[Job 1] Summarize the photography contract guide in two sentences.
[Job 2] Carry on the photography contract guide from the point where it ends.

[Document text]
How to Write a Photography Contract

5 min read · Free template included

A photography contract protects your time, your images, and your payment. Whether you shoot weddings, portraits, products, or events, the same core issues come up — and a clear contract handles them before they become problems. Here's what to include.

Why photographers especially need contracts

Photography mixes service and intellectual property, with high emotions (weddings!) and tight timelines. That combination produces predictable disputes: cancellations, "can I get the RAW files," surprise reshoots, and late payments. A contract addresses each one in advance.

What to include

  1. Services. What you'll shoot, where, for how long, and what's delivered (number of edited images, format).
  2. Fees and deposit. Total cost, the non-refundable booking deposit, and the balance due date.
  3. Usage and copyright. You typically retain copyright; the client gets a license to use the images for agreed purposes. Spell this out.

[Data provided]
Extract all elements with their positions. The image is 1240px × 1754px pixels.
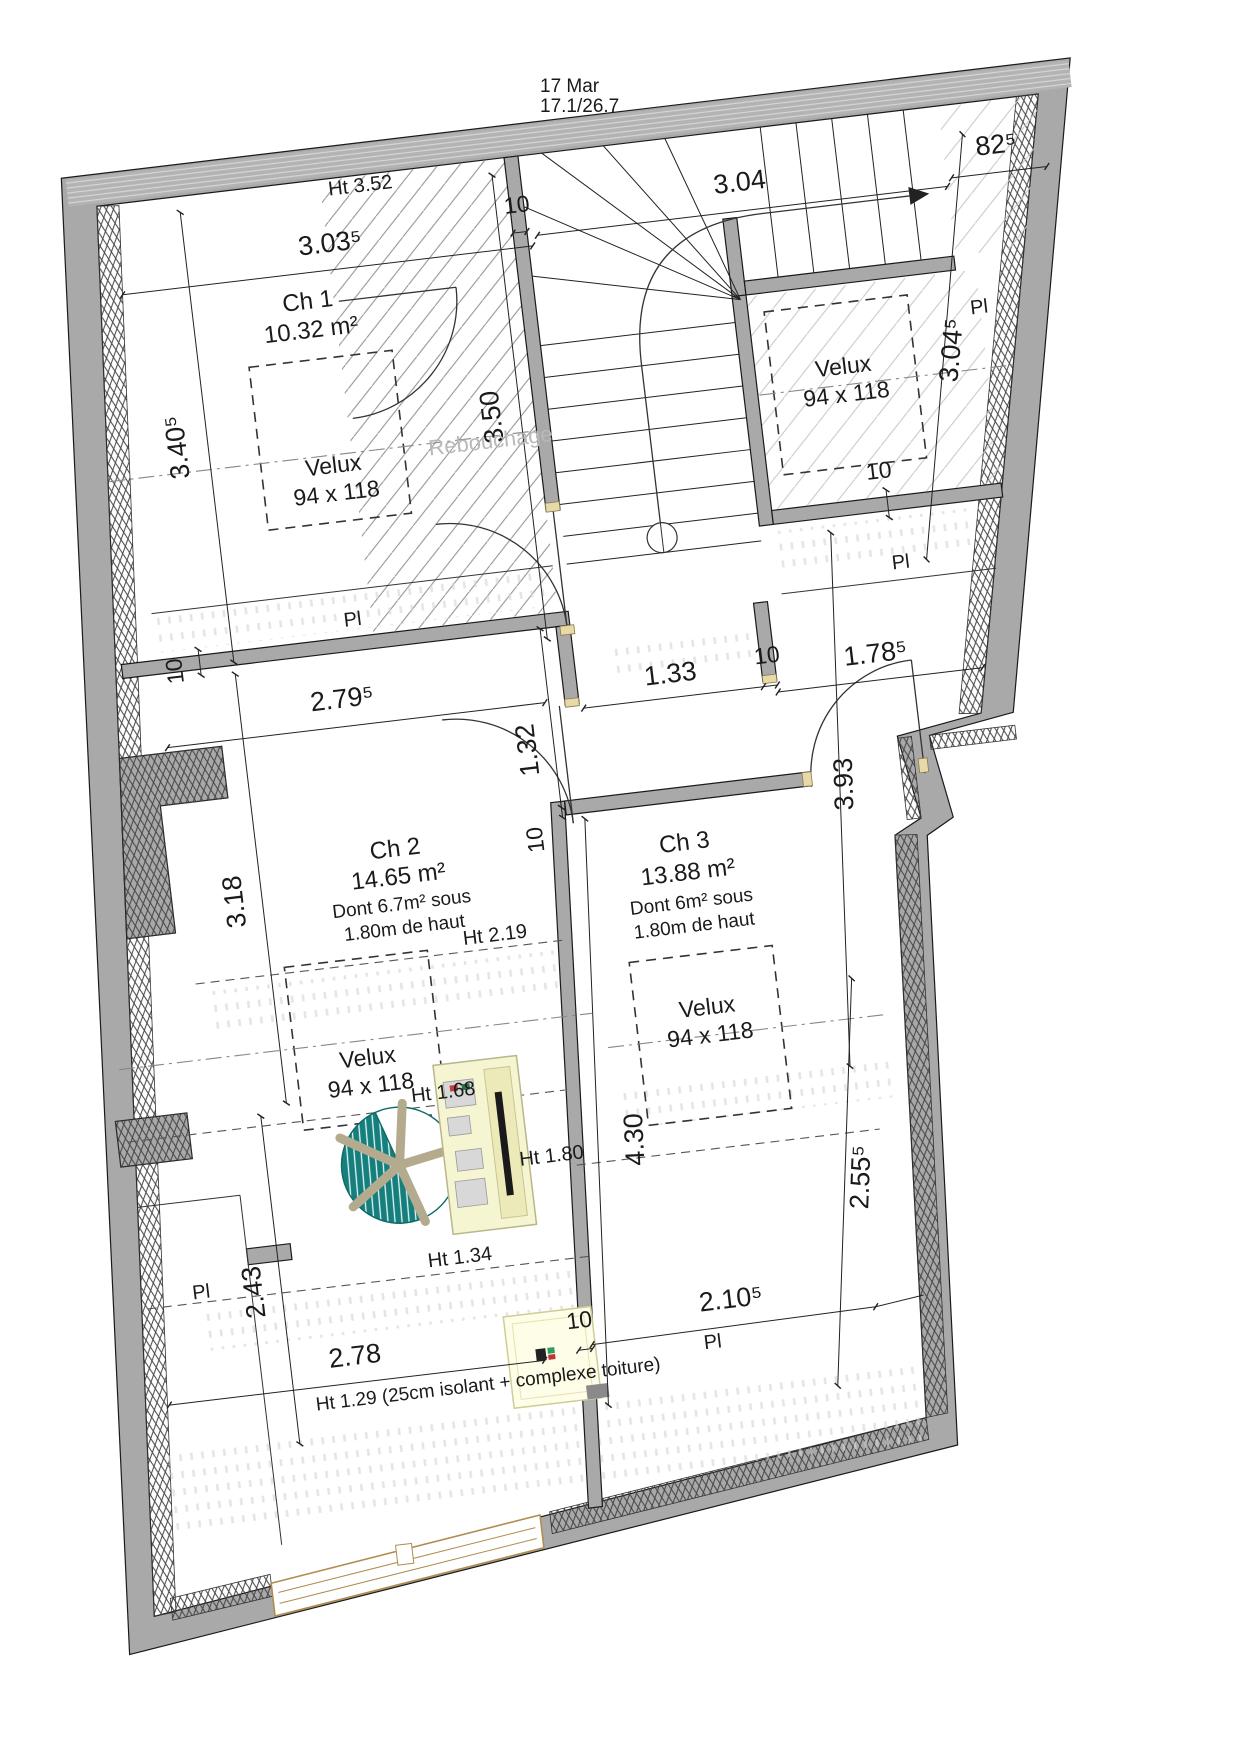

[Exercise response 1] A photography contract protects a photographer's time, images, and payment by settling common issues in advance, which matters because photography's mix of service, intellectual property, high emotions, and tight timelines produces predictable disputes. The contract should spell out the services and what is delivered, the total fee with its non-refundable deposit and balance due date, and the usage terms, under which the photographer typically keeps copyright and the client gets a license for agreed purposes.

[Exercise response 2]
  4. Image delivery. How and when finished images are delivered, and how long you store them.
  5. Cancellation and rescheduling. What happens if either side cancels, including deposit forfeiture.
  6. Model release / permissions. If you'll use images in your portfolio or marketing.
  7. Liability. Limits if something goes wrong (equipment failure, etc.).

The two clauses that prevent the worst disputes

First, the non-refundable deposit — it protects you when a client cancels and you've turned down other work. Second, usage rights and copyright — clients often assume buying photos means owning the copyright. Stating that you retain copyright and grant a license avoids that fight and protects your ability to use the work.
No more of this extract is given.